INPUT DATA START

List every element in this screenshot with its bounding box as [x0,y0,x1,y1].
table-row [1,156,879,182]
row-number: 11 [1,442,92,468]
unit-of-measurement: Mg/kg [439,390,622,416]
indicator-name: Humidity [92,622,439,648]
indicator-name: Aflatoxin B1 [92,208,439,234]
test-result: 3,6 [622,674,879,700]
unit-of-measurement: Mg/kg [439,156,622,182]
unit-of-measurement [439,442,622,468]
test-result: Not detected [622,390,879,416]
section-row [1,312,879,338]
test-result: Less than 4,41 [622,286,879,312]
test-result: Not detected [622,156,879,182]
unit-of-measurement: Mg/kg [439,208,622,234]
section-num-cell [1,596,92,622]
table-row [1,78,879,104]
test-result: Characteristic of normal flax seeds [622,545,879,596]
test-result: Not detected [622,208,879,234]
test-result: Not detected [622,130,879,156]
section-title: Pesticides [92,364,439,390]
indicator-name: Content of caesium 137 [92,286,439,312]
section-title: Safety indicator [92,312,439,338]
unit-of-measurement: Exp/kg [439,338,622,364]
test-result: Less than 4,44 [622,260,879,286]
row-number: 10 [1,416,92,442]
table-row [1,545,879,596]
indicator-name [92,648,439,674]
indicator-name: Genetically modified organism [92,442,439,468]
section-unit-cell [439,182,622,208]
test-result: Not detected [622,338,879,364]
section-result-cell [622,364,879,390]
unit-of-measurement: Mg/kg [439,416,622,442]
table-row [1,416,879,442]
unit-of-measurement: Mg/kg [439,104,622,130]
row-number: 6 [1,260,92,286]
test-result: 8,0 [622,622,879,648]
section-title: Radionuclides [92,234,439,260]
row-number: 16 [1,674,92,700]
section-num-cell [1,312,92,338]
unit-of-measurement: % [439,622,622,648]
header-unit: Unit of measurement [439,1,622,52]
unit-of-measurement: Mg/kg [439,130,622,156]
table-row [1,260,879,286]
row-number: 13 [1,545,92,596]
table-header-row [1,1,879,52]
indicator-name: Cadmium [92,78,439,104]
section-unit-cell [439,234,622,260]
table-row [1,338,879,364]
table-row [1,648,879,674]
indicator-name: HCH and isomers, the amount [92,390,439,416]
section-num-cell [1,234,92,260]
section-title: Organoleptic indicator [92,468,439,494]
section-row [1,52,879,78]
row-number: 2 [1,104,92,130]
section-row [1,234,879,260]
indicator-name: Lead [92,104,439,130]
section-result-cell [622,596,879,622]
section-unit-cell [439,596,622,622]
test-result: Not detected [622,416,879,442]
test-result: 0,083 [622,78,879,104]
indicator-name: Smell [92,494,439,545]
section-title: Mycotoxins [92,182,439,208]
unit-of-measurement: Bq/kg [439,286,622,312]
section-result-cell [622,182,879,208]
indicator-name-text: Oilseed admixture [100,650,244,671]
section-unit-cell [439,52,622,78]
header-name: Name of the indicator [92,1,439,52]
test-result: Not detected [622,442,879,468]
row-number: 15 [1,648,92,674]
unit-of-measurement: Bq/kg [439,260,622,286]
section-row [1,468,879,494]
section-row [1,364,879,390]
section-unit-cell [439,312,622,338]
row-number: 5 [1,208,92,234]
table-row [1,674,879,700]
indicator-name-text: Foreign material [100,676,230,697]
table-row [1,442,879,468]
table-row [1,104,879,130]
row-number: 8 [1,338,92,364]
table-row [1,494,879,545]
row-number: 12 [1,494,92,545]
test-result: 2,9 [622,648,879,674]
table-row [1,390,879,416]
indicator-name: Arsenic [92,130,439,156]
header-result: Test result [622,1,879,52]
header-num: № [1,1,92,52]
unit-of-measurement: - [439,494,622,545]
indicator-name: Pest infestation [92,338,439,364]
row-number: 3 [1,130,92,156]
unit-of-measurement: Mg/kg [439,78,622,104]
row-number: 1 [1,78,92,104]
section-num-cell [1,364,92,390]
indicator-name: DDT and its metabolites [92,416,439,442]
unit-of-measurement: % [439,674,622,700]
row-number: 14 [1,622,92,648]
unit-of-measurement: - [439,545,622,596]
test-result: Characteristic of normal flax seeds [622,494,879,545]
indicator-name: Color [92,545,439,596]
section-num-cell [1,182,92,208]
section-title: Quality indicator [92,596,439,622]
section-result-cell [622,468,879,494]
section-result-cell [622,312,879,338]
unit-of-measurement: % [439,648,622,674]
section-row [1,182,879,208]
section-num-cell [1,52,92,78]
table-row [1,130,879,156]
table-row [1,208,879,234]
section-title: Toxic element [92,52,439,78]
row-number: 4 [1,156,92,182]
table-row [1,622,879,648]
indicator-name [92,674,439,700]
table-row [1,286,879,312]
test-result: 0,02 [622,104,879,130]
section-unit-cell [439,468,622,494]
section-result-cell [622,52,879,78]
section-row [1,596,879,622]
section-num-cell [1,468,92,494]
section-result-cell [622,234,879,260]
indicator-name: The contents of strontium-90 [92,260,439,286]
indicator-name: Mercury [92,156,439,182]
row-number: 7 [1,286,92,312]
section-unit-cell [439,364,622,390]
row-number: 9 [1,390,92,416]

INPUT DATA END

* **HOW TO COMPLETE THIS TASK**
Each entry above should be output again, precisely as given.

* **SOLUTION FOR THIS EXERCISE**
List every element in this screenshot with its bounding box as [x0,y0,x1,y1].
table-row [1,156,879,182]
row-number: 11 [1,442,92,468]
unit-of-measurement: Mg/kg [439,390,622,416]
indicator-name: Humidity [92,622,439,648]
indicator-name: Aflatoxin B1 [92,208,439,234]
test-result: 3,6 [622,674,879,700]
unit-of-measurement: Mg/kg [439,156,622,182]
unit-of-measurement [439,442,622,468]
test-result: Not detected [622,390,879,416]
section-row [1,312,879,338]
test-result: Less than 4,41 [622,286,879,312]
test-result: Not detected [622,156,879,182]
unit-of-measurement: Mg/kg [439,208,622,234]
section-num-cell [1,596,92,622]
table-row [1,78,879,104]
test-result: Characteristic of normal flax seeds [622,545,879,596]
test-result: Not detected [622,208,879,234]
test-result: Not detected [622,130,879,156]
section-title: Pesticides [92,364,439,390]
indicator-name: Content of caesium 137 [92,286,439,312]
section-title: Safety indicator [92,312,439,338]
unit-of-measurement: Exp/kg [439,338,622,364]
test-result: Less than 4,44 [622,260,879,286]
row-number: 10 [1,416,92,442]
table-row [1,545,879,596]
indicator-name [92,648,439,674]
indicator-name: Genetically modified organism [92,442,439,468]
section-unit-cell [439,182,622,208]
test-result: Not detected [622,338,879,364]
section-result-cell [622,364,879,390]
unit-of-measurement: Mg/kg [439,416,622,442]
table-row [1,416,879,442]
unit-of-measurement: Mg/kg [439,104,622,130]
row-number: 6 [1,260,92,286]
test-result: 8,0 [622,622,879,648]
section-title: Radionuclides [92,234,439,260]
row-number: 16 [1,674,92,700]
section-num-cell [1,312,92,338]
unit-of-measurement: % [439,622,622,648]
header-unit: Unit of measurement [439,1,622,52]
unit-of-measurement: Mg/kg [439,130,622,156]
table-row [1,260,879,286]
row-number: 13 [1,545,92,596]
table-header-row [1,1,879,52]
indicator-name: Cadmium [92,78,439,104]
section-unit-cell [439,234,622,260]
table-row [1,338,879,364]
table-row [1,648,879,674]
indicator-name: HCH and isomers, the amount [92,390,439,416]
section-num-cell [1,234,92,260]
section-title: Organoleptic indicator [92,468,439,494]
section-row [1,52,879,78]
row-number: 2 [1,104,92,130]
section-row [1,234,879,260]
indicator-name: Lead [92,104,439,130]
section-result-cell [622,596,879,622]
section-unit-cell [439,596,622,622]
test-result: Not detected [622,416,879,442]
test-result: 0,083 [622,78,879,104]
indicator-name: Smell [92,494,439,545]
section-title: Mycotoxins [92,182,439,208]
unit-of-measurement: Bq/kg [439,286,622,312]
section-result-cell [622,182,879,208]
indicator-name-text: Oilseed admixture [100,650,244,671]
section-unit-cell [439,52,622,78]
header-name: Name of the indicator [92,1,439,52]
test-result: Not detected [622,442,879,468]
row-number: 15 [1,648,92,674]
unit-of-measurement: Bq/kg [439,260,622,286]
section-row [1,468,879,494]
section-row [1,364,879,390]
section-unit-cell [439,312,622,338]
row-number: 5 [1,208,92,234]
table-row [1,674,879,700]
indicator-name-text: Foreign material [100,676,230,697]
table-row [1,442,879,468]
table-row [1,104,879,130]
row-number: 8 [1,338,92,364]
table-row [1,494,879,545]
row-number: 12 [1,494,92,545]
test-result: 2,9 [622,648,879,674]
table-row [1,390,879,416]
indicator-name: Arsenic [92,130,439,156]
header-result: Test result [622,1,879,52]
header-num: № [1,1,92,52]
unit-of-measurement: - [439,494,622,545]
indicator-name: Pest infestation [92,338,439,364]
row-number: 3 [1,130,92,156]
unit-of-measurement: Mg/kg [439,78,622,104]
row-number: 1 [1,78,92,104]
section-num-cell [1,364,92,390]
indicator-name: DDT and its metabolites [92,416,439,442]
unit-of-measurement: % [439,674,622,700]
row-number: 14 [1,622,92,648]
unit-of-measurement: - [439,545,622,596]
test-result: Characteristic of normal flax seeds [622,494,879,545]
indicator-name: Color [92,545,439,596]
section-num-cell [1,182,92,208]
section-title: Quality indicator [92,596,439,622]
section-result-cell [622,468,879,494]
section-result-cell [622,312,879,338]
unit-of-measurement: % [439,648,622,674]
section-row [1,182,879,208]
section-num-cell [1,52,92,78]
table-row [1,130,879,156]
table-row [1,208,879,234]
section-title: Toxic element [92,52,439,78]
row-number: 4 [1,156,92,182]
table-row [1,622,879,648]
indicator-name [92,674,439,700]
table-row [1,286,879,312]
test-result: 0,02 [622,104,879,130]
section-unit-cell [439,468,622,494]
section-result-cell [622,52,879,78]
section-row [1,596,879,622]
section-num-cell [1,468,92,494]
section-result-cell [622,234,879,260]
indicator-name: The contents of strontium-90 [92,260,439,286]
indicator-name: Mercury [92,156,439,182]
row-number: 7 [1,286,92,312]
section-unit-cell [439,364,622,390]
row-number: 9 [1,390,92,416]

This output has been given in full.